• **Collected data**
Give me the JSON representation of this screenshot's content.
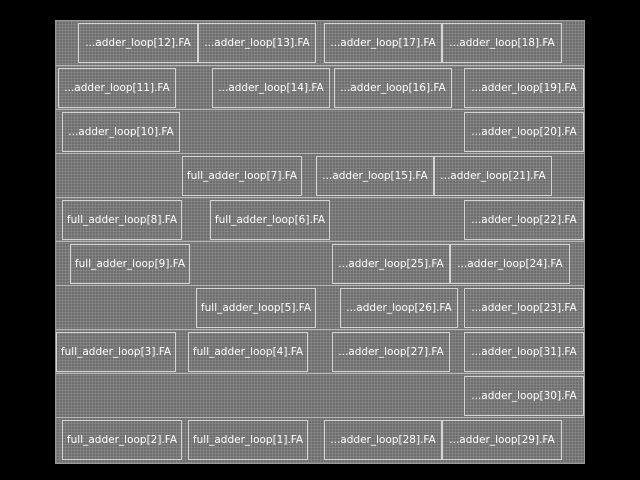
{
  "layout_view": {
    "cells": [
      {
        "label": "...adder_loop[12].FA"
      },
      {
        "label": "...adder_loop[13].FA"
      },
      {
        "label": "...adder_loop[17].FA"
      },
      {
        "label": "...adder_loop[18].FA"
      },
      {
        "label": "...adder_loop[11].FA"
      },
      {
        "label": "...adder_loop[14].FA"
      },
      {
        "label": "...adder_loop[16].FA"
      },
      {
        "label": "...adder_loop[19].FA"
      },
      {
        "label": "...adder_loop[10].FA"
      },
      {
        "label": "...adder_loop[20].FA"
      },
      {
        "label": "full_adder_loop[7].FA"
      },
      {
        "label": "...adder_loop[15].FA"
      },
      {
        "label": "...adder_loop[21].FA"
      },
      {
        "label": "full_adder_loop[8].FA"
      },
      {
        "label": "full_adder_loop[6].FA"
      },
      {
        "label": "...adder_loop[22].FA"
      },
      {
        "label": "full_adder_loop[9].FA"
      },
      {
        "label": "...adder_loop[25].FA"
      },
      {
        "label": "...adder_loop[24].FA"
      },
      {
        "label": "full_adder_loop[5].FA"
      },
      {
        "label": "...adder_loop[26].FA"
      },
      {
        "label": "...adder_loop[23].FA"
      },
      {
        "label": "full_adder_loop[3].FA"
      },
      {
        "label": "full_adder_loop[4].FA"
      },
      {
        "label": "...adder_loop[27].FA"
      },
      {
        "label": "...adder_loop[31].FA"
      },
      {
        "label": "...adder_loop[30].FA"
      },
      {
        "label": "full_adder_loop[2].FA"
      },
      {
        "label": "full_adder_loop[1].FA"
      },
      {
        "label": "...adder_loop[28].FA"
      },
      {
        "label": "...adder_loop[29].FA"
      }
    ]
  }
}
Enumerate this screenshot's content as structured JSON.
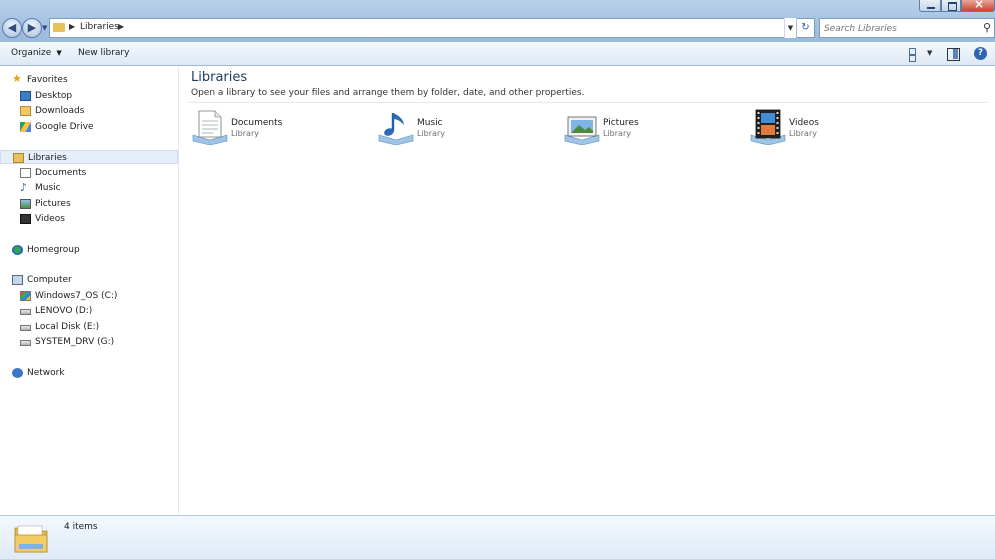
{
  "address": {
    "crumbs": [
      "Libraries"
    ],
    "search_placeholder": "Search Libraries"
  },
  "toolbar": {
    "organize_label": "Organize",
    "new_library_label": "New library"
  },
  "sidebar": {
    "favorites": {
      "label": "Favorites",
      "items": [
        {
          "label": "Desktop",
          "icon": "desktop-icon"
        },
        {
          "label": "Downloads",
          "icon": "downloads-icon"
        },
        {
          "label": "Google Drive",
          "icon": "google-drive-icon"
        }
      ]
    },
    "libraries": {
      "label": "Libraries",
      "selected": true,
      "items": [
        {
          "label": "Documents",
          "icon": "documents-icon"
        },
        {
          "label": "Music",
          "icon": "music-icon"
        },
        {
          "label": "Pictures",
          "icon": "pictures-icon"
        },
        {
          "label": "Videos",
          "icon": "videos-icon"
        }
      ]
    },
    "homegroup": {
      "label": "Homegroup"
    },
    "computer": {
      "label": "Computer",
      "items": [
        {
          "label": "Windows7_OS (C:)",
          "icon": "os-drive-icon"
        },
        {
          "label": "LENOVO (D:)",
          "icon": "drive-icon"
        },
        {
          "label": "Local Disk (E:)",
          "icon": "drive-icon"
        },
        {
          "label": "SYSTEM_DRV (G:)",
          "icon": "drive-icon"
        }
      ]
    },
    "network": {
      "label": "Network"
    }
  },
  "main": {
    "title": "Libraries",
    "description": "Open a library to see your files and arrange them by folder, date, and other properties.",
    "libraries": [
      {
        "name": "Documents",
        "type": "Library",
        "icon": "documents-library-icon"
      },
      {
        "name": "Music",
        "type": "Library",
        "icon": "music-library-icon"
      },
      {
        "name": "Pictures",
        "type": "Library",
        "icon": "pictures-library-icon"
      },
      {
        "name": "Videos",
        "type": "Library",
        "icon": "videos-library-icon"
      }
    ]
  },
  "status": {
    "item_count": "4 items"
  }
}
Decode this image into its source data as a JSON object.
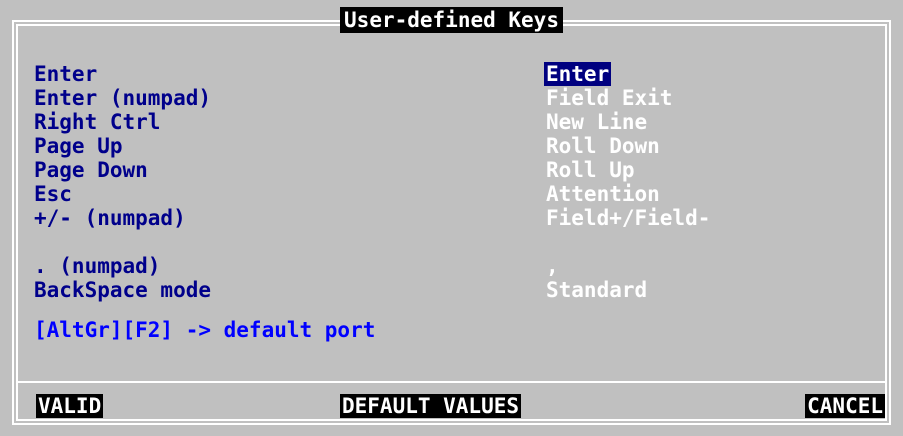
{
  "dialog": {
    "title": "User-defined Keys"
  },
  "mappings": [
    {
      "key": "Enter",
      "value": "Enter",
      "selected": true
    },
    {
      "key": "Enter (numpad)",
      "value": "Field Exit"
    },
    {
      "key": "Right Ctrl",
      "value": "New Line"
    },
    {
      "key": "Page Up",
      "value": "Roll Down"
    },
    {
      "key": "Page Down",
      "value": "Roll Up"
    },
    {
      "key": "Esc",
      "value": "Attention"
    },
    {
      "key": "+/- (numpad)",
      "value": "Field+/Field-"
    },
    {
      "key": ". (numpad)",
      "value": ","
    },
    {
      "key": "BackSpace mode",
      "value": "Standard"
    }
  ],
  "hint": "[AltGr][F2] -> default port",
  "buttons": {
    "valid": "VALID",
    "default_values": "DEFAULT VALUES",
    "cancel": "CANCEL"
  },
  "colors": {
    "background": "#c0c0c0",
    "label": "#00008b",
    "value": "#ffffff",
    "selected_bg": "#000080",
    "hint": "#0000ff"
  }
}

• **What this task involves**
With pictures left out, extract the lines from the one containing "Decode this image" to the end of the material above, both included, exactly as written.

• **Answer for this exercise**
Decode this image into its source data as a JSON object.
{
  "dialog": {
    "title": "User-defined Keys"
  },
  "mappings": [
    {
      "key": "Enter",
      "value": "Enter",
      "selected": true
    },
    {
      "key": "Enter (numpad)",
      "value": "Field Exit"
    },
    {
      "key": "Right Ctrl",
      "value": "New Line"
    },
    {
      "key": "Page Up",
      "value": "Roll Down"
    },
    {
      "key": "Page Down",
      "value": "Roll Up"
    },
    {
      "key": "Esc",
      "value": "Attention"
    },
    {
      "key": "+/- (numpad)",
      "value": "Field+/Field-"
    },
    {
      "key": ". (numpad)",
      "value": ","
    },
    {
      "key": "BackSpace mode",
      "value": "Standard"
    }
  ],
  "hint": "[AltGr][F2] -> default port",
  "buttons": {
    "valid": "VALID",
    "default_values": "DEFAULT VALUES",
    "cancel": "CANCEL"
  },
  "colors": {
    "background": "#c0c0c0",
    "label": "#00008b",
    "value": "#ffffff",
    "selected_bg": "#000080",
    "hint": "#0000ff"
  }
}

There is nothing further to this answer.